> [Challenge]
Please print all of the material below, word for word.

## BEGIN

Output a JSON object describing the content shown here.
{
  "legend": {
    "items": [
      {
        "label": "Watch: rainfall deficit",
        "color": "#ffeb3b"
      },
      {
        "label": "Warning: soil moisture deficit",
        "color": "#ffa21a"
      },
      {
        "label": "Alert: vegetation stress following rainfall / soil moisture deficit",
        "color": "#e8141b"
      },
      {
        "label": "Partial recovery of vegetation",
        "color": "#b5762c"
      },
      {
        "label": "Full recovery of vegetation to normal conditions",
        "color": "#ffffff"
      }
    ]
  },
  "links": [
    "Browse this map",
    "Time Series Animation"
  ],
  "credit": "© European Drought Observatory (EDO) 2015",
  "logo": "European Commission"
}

## END

> [The response]
Output a JSON object describing the content shown here.
{
  "legend": {
    "items": [
      {
        "label": "Watch: rainfall deficit",
        "color": "#ffeb3b"
      },
      {
        "label": "Warning: soil moisture deficit",
        "color": "#ffa21a"
      },
      {
        "label": "Alert: vegetation stress following rainfall / soil moisture deficit",
        "color": "#e8141b"
      },
      {
        "label": "Partial recovery of vegetation",
        "color": "#b5762c"
      },
      {
        "label": "Full recovery of vegetation to normal conditions",
        "color": "#ffffff"
      }
    ]
  },
  "links": [
    "Browse this map",
    "Time Series Animation"
  ],
  "credit": "© European Drought Observatory (EDO) 2015",
  "logo": "European Commission"
}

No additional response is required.